Stored data:
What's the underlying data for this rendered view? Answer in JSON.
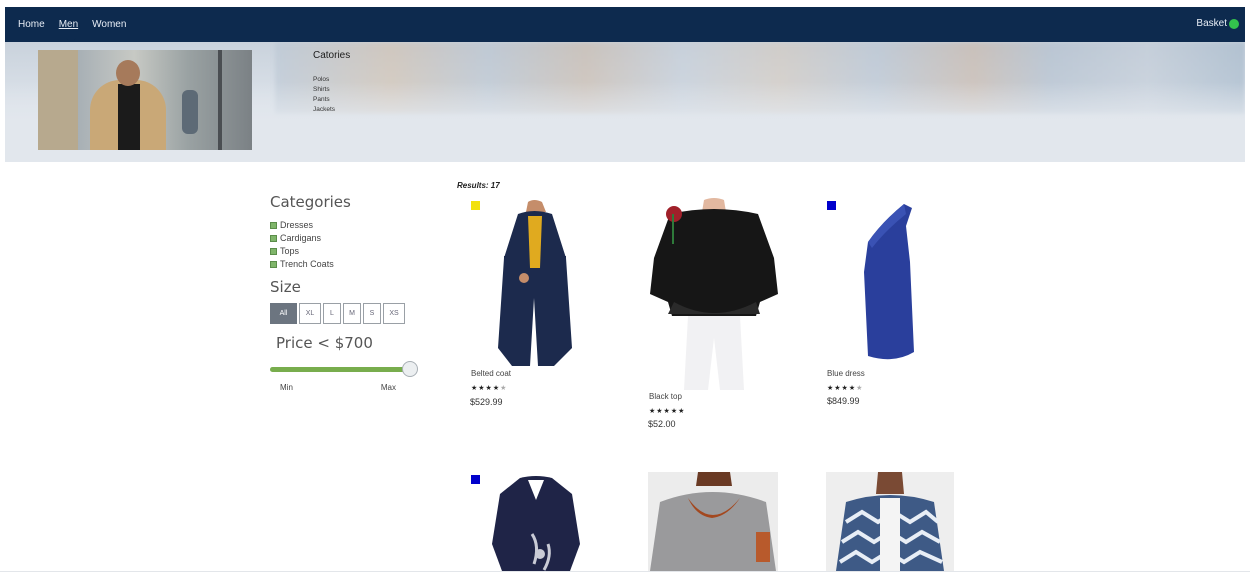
{
  "nav": {
    "items": [
      {
        "label": "Home",
        "active": false
      },
      {
        "label": "Men",
        "active": true
      },
      {
        "label": "Women",
        "active": false
      }
    ],
    "basket_label": "Basket",
    "badge_color": "#33c24d"
  },
  "banner": {
    "categories_title": "Catories",
    "categories": [
      "Polos",
      "Shirts",
      "Pants",
      "Jackets"
    ]
  },
  "sidebar": {
    "categories_title": "Categories",
    "categories": [
      "Dresses",
      "Cardigans",
      "Tops",
      "Trench Coats"
    ],
    "size_title": "Size",
    "sizes": [
      "All",
      "XL",
      "L",
      "M",
      "S",
      "XS"
    ],
    "selected_size": "All",
    "price_title": "Price < $700",
    "price_slider_fraction": 1.0,
    "min_label": "Min",
    "max_label": "Max",
    "accent_color": "#78ad4d"
  },
  "results": {
    "label": "Results: 17",
    "products": [
      {
        "name": "Belted coat",
        "rating": 4,
        "price": "$529.99",
        "swatch": "#f2e10d",
        "icon": "navy-long-coat"
      },
      {
        "name": "Black top",
        "rating": 5,
        "price": "$52.00",
        "swatch": "#000000",
        "icon": "black-blouse"
      },
      {
        "name": "Blue dress",
        "rating": 4,
        "price": "$849.99",
        "swatch": "#0000cc",
        "icon": "blue-dress"
      },
      {
        "name": "",
        "rating": 0,
        "price": "",
        "swatch": "#0000cc",
        "icon": "navy-printed-dress"
      },
      {
        "name": "",
        "rating": 0,
        "price": "",
        "swatch": "#b03030",
        "icon": "grey-cowl-top"
      },
      {
        "name": "",
        "rating": 0,
        "price": "",
        "swatch": "#0000cc",
        "icon": "patterned-cardigan"
      }
    ]
  }
}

# WHAT THE EXERCISE ASKS
Print all of the entries word for word. Skip any images they contain.

# TASK RESPONSE
What's the underlying data for this rendered view? Answer in JSON.
{
  "nav": {
    "items": [
      {
        "label": "Home",
        "active": false
      },
      {
        "label": "Men",
        "active": true
      },
      {
        "label": "Women",
        "active": false
      }
    ],
    "basket_label": "Basket",
    "badge_color": "#33c24d"
  },
  "banner": {
    "categories_title": "Catories",
    "categories": [
      "Polos",
      "Shirts",
      "Pants",
      "Jackets"
    ]
  },
  "sidebar": {
    "categories_title": "Categories",
    "categories": [
      "Dresses",
      "Cardigans",
      "Tops",
      "Trench Coats"
    ],
    "size_title": "Size",
    "sizes": [
      "All",
      "XL",
      "L",
      "M",
      "S",
      "XS"
    ],
    "selected_size": "All",
    "price_title": "Price < $700",
    "price_slider_fraction": 1.0,
    "min_label": "Min",
    "max_label": "Max",
    "accent_color": "#78ad4d"
  },
  "results": {
    "label": "Results: 17",
    "products": [
      {
        "name": "Belted coat",
        "rating": 4,
        "price": "$529.99",
        "swatch": "#f2e10d",
        "icon": "navy-long-coat"
      },
      {
        "name": "Black top",
        "rating": 5,
        "price": "$52.00",
        "swatch": "#000000",
        "icon": "black-blouse"
      },
      {
        "name": "Blue dress",
        "rating": 4,
        "price": "$849.99",
        "swatch": "#0000cc",
        "icon": "blue-dress"
      },
      {
        "name": "",
        "rating": 0,
        "price": "",
        "swatch": "#0000cc",
        "icon": "navy-printed-dress"
      },
      {
        "name": "",
        "rating": 0,
        "price": "",
        "swatch": "#b03030",
        "icon": "grey-cowl-top"
      },
      {
        "name": "",
        "rating": 0,
        "price": "",
        "swatch": "#0000cc",
        "icon": "patterned-cardigan"
      }
    ]
  }
}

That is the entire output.